→ Work required: Pictures stay out of the copy; set down each line of the listing below exactly.

→ Provided records:

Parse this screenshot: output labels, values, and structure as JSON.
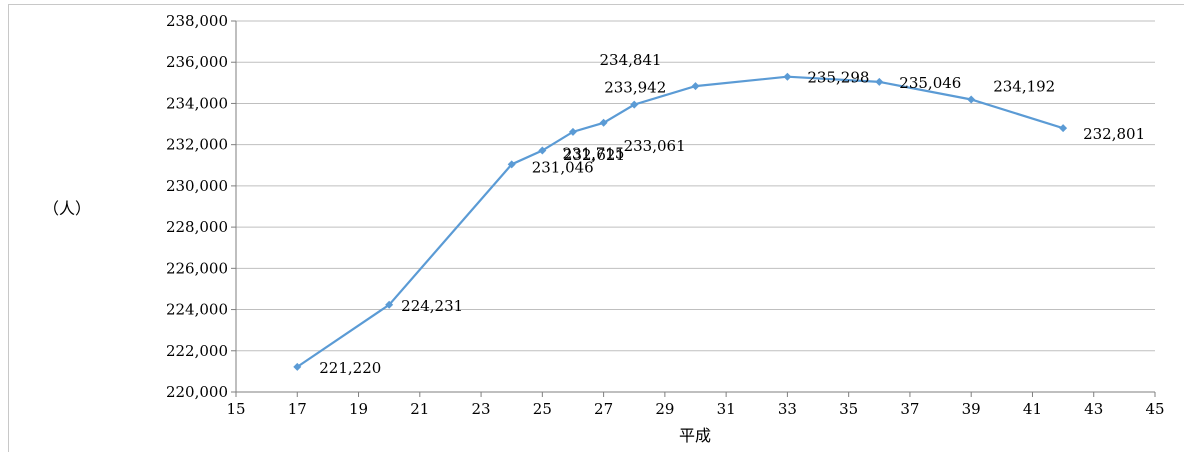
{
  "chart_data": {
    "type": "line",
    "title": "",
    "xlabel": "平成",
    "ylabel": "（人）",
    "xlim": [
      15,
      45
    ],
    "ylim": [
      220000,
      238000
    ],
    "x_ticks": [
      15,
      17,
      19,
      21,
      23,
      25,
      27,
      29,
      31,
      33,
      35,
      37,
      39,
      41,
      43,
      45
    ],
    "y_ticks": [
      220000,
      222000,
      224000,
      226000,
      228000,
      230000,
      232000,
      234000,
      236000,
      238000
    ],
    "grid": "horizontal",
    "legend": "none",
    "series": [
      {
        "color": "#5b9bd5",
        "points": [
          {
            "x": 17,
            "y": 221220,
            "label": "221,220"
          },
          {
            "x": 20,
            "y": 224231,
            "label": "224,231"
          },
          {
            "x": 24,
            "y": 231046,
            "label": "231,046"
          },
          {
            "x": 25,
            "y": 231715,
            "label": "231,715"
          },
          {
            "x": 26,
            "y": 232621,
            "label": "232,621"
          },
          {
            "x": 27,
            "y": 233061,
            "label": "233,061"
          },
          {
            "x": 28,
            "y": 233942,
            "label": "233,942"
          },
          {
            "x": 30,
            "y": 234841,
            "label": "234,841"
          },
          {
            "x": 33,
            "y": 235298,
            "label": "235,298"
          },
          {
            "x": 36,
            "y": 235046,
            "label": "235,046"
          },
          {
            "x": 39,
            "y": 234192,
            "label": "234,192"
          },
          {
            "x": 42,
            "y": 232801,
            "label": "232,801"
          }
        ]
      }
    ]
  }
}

→ Exercise answer:
Parse this screenshot: output labels, values, and structure as JSON.
{
  "chart_data": {
    "type": "line",
    "title": "",
    "xlabel": "平成",
    "ylabel": "（人）",
    "xlim": [
      15,
      45
    ],
    "ylim": [
      220000,
      238000
    ],
    "x_ticks": [
      15,
      17,
      19,
      21,
      23,
      25,
      27,
      29,
      31,
      33,
      35,
      37,
      39,
      41,
      43,
      45
    ],
    "y_ticks": [
      220000,
      222000,
      224000,
      226000,
      228000,
      230000,
      232000,
      234000,
      236000,
      238000
    ],
    "grid": "horizontal",
    "legend": "none",
    "series": [
      {
        "color": "#5b9bd5",
        "points": [
          {
            "x": 17,
            "y": 221220,
            "label": "221,220"
          },
          {
            "x": 20,
            "y": 224231,
            "label": "224,231"
          },
          {
            "x": 24,
            "y": 231046,
            "label": "231,046"
          },
          {
            "x": 25,
            "y": 231715,
            "label": "231,715"
          },
          {
            "x": 26,
            "y": 232621,
            "label": "232,621"
          },
          {
            "x": 27,
            "y": 233061,
            "label": "233,061"
          },
          {
            "x": 28,
            "y": 233942,
            "label": "233,942"
          },
          {
            "x": 30,
            "y": 234841,
            "label": "234,841"
          },
          {
            "x": 33,
            "y": 235298,
            "label": "235,298"
          },
          {
            "x": 36,
            "y": 235046,
            "label": "235,046"
          },
          {
            "x": 39,
            "y": 234192,
            "label": "234,192"
          },
          {
            "x": 42,
            "y": 232801,
            "label": "232,801"
          }
        ]
      }
    ]
  }
}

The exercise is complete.